Architecture of the neural networks#

Our aim is to process given variables in accordance with their relationships. This is modelled by introducing weight of the connections between the neurons, along with the activities.

Activity Rule#

Local rules define how the activities of the neurons change in response to each other.

Learning Rule#

Specifies how the neural network’s weights change over time.

Artificial Neural Networks#

Depending on our manipulation of the learning rule, i.e. directly guiding the decisions or not, we rougly classify the artificial neural networks into two types which are:

Supervised neural networks#

After each evaluation/classification of the neural network, we / a “teacher” specifies what is good, and what the neural network’s response to the input should be, thus adding our bias to the decisions.

Unsupervised neural networks#

Data is given in an undivided form - a set of examples \(\{\vec{x}\}\). This is very useful to generalization, discovering patterns and/or extracting the underlying feature that we wouldn’t see beforehand due to our upbringing and/or limitations.

> [Dataset excerpt]:
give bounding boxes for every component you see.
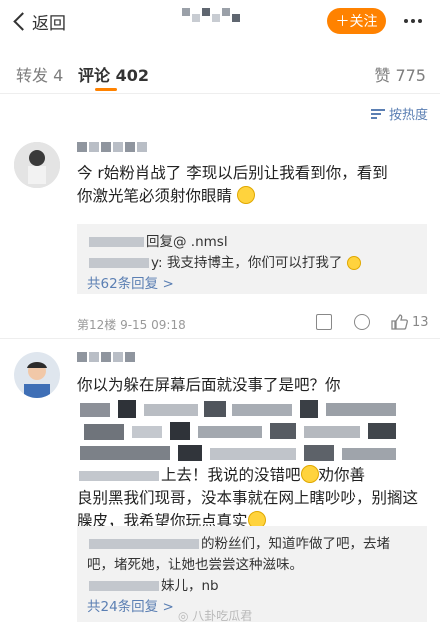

> [Task statement]:
Reproduce the section of the neural network architecture passage that begins with the words "Artificial Neural Networks#" and ends with "upbringing and/or limitations.".

> [Response]:
Artificial Neural Networks#

Depending on our manipulation of the learning rule, i.e. directly guiding the decisions or not, we rougly classify the artificial neural networks into two types which are:

Supervised neural networks#

After each evaluation/classification of the neural network, we / a “teacher” specifies what is good, and what the neural network’s response to the input should be, thus adding our bias to the decisions.

Unsupervised neural networks#

Data is given in an undivided form - a set of examples \(\{\vec{x}\}\). This is very useful to generalization, discovering patterns and/or extracting the underlying feature that we wouldn’t see beforehand due to our upbringing and/or limitations.